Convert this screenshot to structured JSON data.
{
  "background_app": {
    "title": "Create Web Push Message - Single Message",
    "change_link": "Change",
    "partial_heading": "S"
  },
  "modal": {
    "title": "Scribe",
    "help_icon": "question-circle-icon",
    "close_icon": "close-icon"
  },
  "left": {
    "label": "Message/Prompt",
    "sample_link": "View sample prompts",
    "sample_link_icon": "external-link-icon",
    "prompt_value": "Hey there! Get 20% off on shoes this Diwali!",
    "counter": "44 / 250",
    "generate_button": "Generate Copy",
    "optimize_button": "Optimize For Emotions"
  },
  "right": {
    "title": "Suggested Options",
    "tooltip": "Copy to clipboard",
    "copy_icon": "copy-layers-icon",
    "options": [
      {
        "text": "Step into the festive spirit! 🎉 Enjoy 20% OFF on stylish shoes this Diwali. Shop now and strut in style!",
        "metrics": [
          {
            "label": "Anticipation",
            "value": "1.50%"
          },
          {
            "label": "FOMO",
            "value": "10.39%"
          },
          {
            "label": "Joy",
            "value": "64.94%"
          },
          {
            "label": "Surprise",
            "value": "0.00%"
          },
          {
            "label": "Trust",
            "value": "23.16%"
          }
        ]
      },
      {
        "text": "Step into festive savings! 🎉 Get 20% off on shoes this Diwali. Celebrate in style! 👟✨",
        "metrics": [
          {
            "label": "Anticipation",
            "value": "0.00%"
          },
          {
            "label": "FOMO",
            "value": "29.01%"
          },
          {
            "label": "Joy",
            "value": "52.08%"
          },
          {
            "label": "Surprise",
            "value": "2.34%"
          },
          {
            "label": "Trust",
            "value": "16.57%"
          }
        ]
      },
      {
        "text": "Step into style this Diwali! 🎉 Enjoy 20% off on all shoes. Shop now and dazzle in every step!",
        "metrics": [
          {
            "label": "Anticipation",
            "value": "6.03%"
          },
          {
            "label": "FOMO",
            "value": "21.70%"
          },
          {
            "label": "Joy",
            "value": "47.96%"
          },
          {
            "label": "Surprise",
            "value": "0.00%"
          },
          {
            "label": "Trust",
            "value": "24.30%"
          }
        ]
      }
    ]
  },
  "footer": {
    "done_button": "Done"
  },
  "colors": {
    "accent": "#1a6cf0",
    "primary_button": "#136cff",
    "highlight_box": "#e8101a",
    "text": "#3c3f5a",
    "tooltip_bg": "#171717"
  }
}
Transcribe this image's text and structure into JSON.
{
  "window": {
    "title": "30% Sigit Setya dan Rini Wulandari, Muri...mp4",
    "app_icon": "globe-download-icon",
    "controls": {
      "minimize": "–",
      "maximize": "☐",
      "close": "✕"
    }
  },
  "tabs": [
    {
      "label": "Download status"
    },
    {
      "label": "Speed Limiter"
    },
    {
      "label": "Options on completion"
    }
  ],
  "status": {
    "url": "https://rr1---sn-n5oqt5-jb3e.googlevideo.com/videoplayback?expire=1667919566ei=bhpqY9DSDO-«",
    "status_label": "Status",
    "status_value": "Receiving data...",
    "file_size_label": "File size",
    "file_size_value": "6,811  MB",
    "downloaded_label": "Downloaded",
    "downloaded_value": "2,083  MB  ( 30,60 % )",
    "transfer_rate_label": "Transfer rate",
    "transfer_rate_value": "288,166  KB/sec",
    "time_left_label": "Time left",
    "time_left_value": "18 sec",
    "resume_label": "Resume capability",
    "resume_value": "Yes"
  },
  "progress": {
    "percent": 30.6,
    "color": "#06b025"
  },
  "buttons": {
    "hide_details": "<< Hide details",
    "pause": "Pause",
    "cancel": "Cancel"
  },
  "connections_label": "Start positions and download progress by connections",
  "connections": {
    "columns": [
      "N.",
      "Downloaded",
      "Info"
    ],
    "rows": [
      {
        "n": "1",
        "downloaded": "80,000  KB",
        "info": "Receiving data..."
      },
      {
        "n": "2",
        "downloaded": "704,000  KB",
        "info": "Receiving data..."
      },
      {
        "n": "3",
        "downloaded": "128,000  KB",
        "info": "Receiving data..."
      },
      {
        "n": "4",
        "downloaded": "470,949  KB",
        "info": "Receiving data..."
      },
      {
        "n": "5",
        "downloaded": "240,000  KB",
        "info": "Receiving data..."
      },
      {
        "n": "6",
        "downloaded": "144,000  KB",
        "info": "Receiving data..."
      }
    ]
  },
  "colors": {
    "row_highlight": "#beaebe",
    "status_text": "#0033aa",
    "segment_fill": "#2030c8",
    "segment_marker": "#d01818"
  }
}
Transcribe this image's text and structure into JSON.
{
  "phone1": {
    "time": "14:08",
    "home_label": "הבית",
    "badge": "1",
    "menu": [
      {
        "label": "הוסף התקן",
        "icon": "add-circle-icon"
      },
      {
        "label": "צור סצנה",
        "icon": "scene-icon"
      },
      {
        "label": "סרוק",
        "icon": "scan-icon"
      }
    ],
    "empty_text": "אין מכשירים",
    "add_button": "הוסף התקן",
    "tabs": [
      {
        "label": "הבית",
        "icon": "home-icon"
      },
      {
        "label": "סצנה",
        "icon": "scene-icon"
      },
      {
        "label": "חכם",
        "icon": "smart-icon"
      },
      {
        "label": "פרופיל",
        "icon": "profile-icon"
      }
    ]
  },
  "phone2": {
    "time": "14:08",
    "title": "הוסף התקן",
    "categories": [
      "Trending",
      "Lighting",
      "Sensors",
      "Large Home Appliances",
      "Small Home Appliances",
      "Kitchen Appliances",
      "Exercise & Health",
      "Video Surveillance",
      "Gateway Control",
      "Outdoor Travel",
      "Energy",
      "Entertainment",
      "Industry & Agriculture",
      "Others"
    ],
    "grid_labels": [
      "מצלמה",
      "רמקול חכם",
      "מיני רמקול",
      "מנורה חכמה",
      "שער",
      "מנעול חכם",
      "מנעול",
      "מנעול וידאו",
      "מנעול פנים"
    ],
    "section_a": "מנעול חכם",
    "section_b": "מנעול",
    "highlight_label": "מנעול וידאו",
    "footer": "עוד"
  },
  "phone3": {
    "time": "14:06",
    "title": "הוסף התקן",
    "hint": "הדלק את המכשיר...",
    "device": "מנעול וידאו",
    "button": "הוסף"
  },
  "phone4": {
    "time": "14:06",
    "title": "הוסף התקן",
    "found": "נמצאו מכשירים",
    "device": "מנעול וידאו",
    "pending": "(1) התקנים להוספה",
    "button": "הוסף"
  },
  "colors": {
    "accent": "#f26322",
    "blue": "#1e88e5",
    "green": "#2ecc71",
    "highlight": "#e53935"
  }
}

GIVEN REQUEST
Take every line that includes the string "festive" and copy it.

EXERCISE RESULT
        "text": "Step into the festive spirit! 🎉 Enjoy 20% OFF on stylish shoes this Diwali. Shop now and strut in style!",
        "text": "Step into festive savings! 🎉 Get 20% off on shoes this Diwali. Celebrate in style! 👟✨",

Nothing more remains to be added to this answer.